>>>
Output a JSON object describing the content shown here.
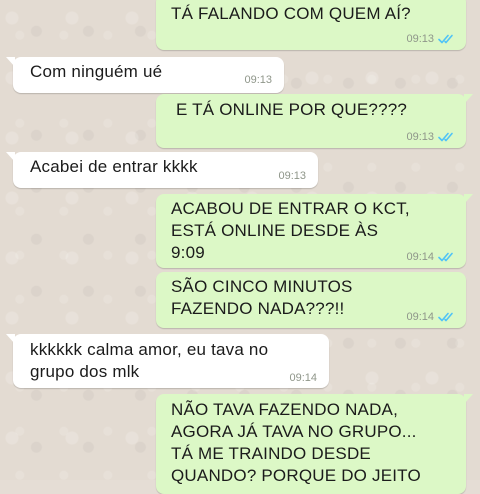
{
  "messages": [
    {
      "from": "me",
      "text": "TÁ FALANDO COM QUEM AÍ?",
      "time": "09:13"
    },
    {
      "from": "them",
      "text": "Com ninguém ué",
      "time": "09:13"
    },
    {
      "from": "me",
      "text": "E TÁ ONLINE POR QUE????",
      "time": "09:13"
    },
    {
      "from": "them",
      "text": "Acabei de entrar kkkk",
      "time": "09:13"
    },
    {
      "from": "me",
      "text": "ACABOU DE ENTRAR O KCT,\nESTÁ ONLINE DESDE ÀS\n9:09",
      "time": "09:14"
    },
    {
      "from": "me",
      "text": "SÃO CINCO MINUTOS\nFAZENDO NADA???!!",
      "time": "09:14"
    },
    {
      "from": "them",
      "text": "kkkkkk calma amor, eu tava no\ngrupo dos mlk",
      "time": "09:14"
    },
    {
      "from": "me",
      "text": "NÃO TAVA FAZENDO NADA,\nAGORA JÁ TAVA NO GRUPO...\nTÁ ME TRAINDO DESDE\nQUANDO? PORQUE DO JEITO",
      "time": ""
    }
  ],
  "icons": {
    "read_receipt": "double-check-icon"
  },
  "colors": {
    "outgoing_bubble": "#dcf8c6",
    "incoming_bubble": "#ffffff",
    "read_ticks": "#4fc3f7",
    "background": "#e5ddd5"
  }
}
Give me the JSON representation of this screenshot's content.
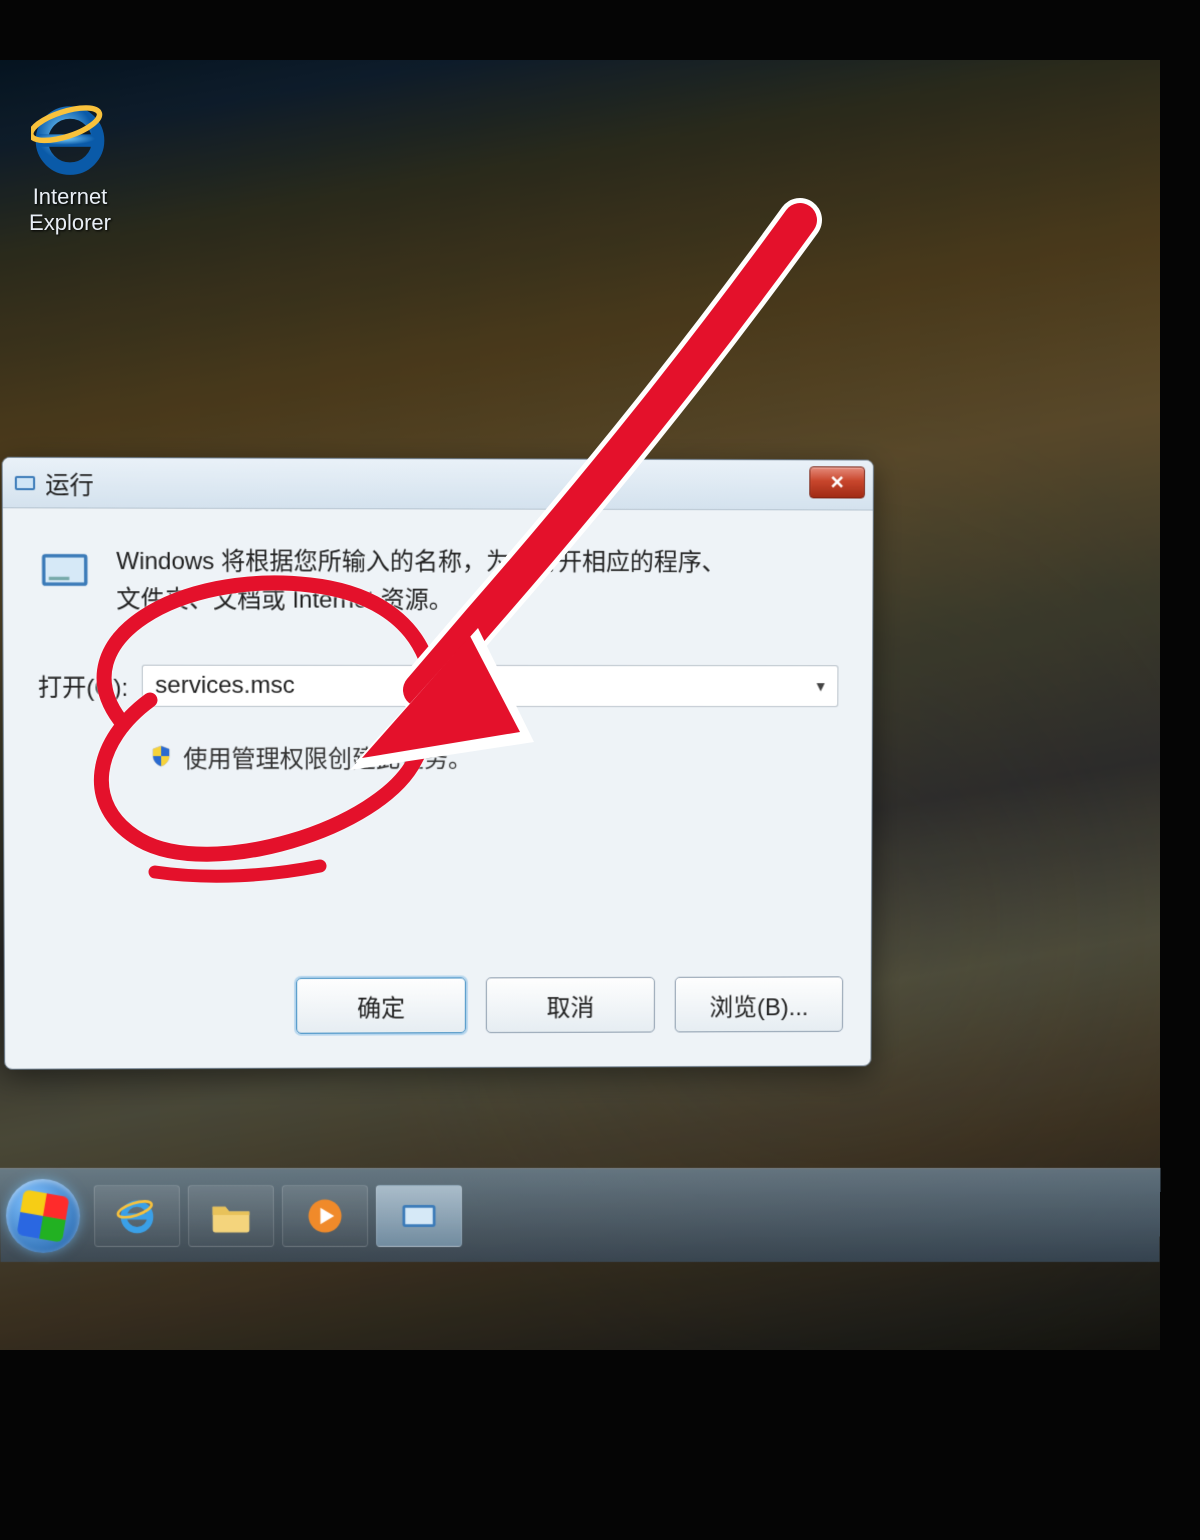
{
  "desktop": {
    "ie_label_line1": "Internet",
    "ie_label_line2": "Explorer"
  },
  "run_dialog": {
    "title": "运行",
    "description_line1": "Windows 将根据您所输入的名称，为您打开相应的程序、",
    "description_line2": "文件夹、文档或 Internet 资源。",
    "open_label": "打开(O):",
    "open_value": "services.msc",
    "admin_note": "使用管理权限创建此任务。",
    "ok_label": "确定",
    "cancel_label": "取消",
    "browse_label": "浏览(B)..."
  },
  "taskbar": {
    "items": [
      "start",
      "ie",
      "explorer",
      "wmp",
      "run"
    ]
  }
}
<<<
WORK TO COMPLETE>
Each entry should be repeated exactly as it appears; the pictures stay out.

WRITTEN SOLUTION>
Output a JSON object describing the content shown here.
{
  "messages": [
    {
      "from": "me",
      "text": "TÁ FALANDO COM QUEM AÍ?",
      "time": "09:13"
    },
    {
      "from": "them",
      "text": "Com ninguém ué",
      "time": "09:13"
    },
    {
      "from": "me",
      "text": "E TÁ ONLINE POR QUE????",
      "time": "09:13"
    },
    {
      "from": "them",
      "text": "Acabei de entrar kkkk",
      "time": "09:13"
    },
    {
      "from": "me",
      "text": "ACABOU DE ENTRAR O KCT,\nESTÁ ONLINE DESDE ÀS\n9:09",
      "time": "09:14"
    },
    {
      "from": "me",
      "text": "SÃO CINCO MINUTOS\nFAZENDO NADA???!!",
      "time": "09:14"
    },
    {
      "from": "them",
      "text": "kkkkkk calma amor, eu tava no\ngrupo dos mlk",
      "time": "09:14"
    },
    {
      "from": "me",
      "text": "NÃO TAVA FAZENDO NADA,\nAGORA JÁ TAVA NO GRUPO...\nTÁ ME TRAINDO DESDE\nQUANDO? PORQUE DO JEITO",
      "time": ""
    }
  ],
  "icons": {
    "read_receipt": "double-check-icon"
  },
  "colors": {
    "outgoing_bubble": "#dcf8c6",
    "incoming_bubble": "#ffffff",
    "read_ticks": "#4fc3f7",
    "background": "#e5ddd5"
  }
}
Give me the JSON representation of this screenshot's content.
{
  "desktop": {
    "ie_label_line1": "Internet",
    "ie_label_line2": "Explorer"
  },
  "run_dialog": {
    "title": "运行",
    "description_line1": "Windows 将根据您所输入的名称，为您打开相应的程序、",
    "description_line2": "文件夹、文档或 Internet 资源。",
    "open_label": "打开(O):",
    "open_value": "services.msc",
    "admin_note": "使用管理权限创建此任务。",
    "ok_label": "确定",
    "cancel_label": "取消",
    "browse_label": "浏览(B)..."
  },
  "taskbar": {
    "items": [
      "start",
      "ie",
      "explorer",
      "wmp",
      "run"
    ]
  }
}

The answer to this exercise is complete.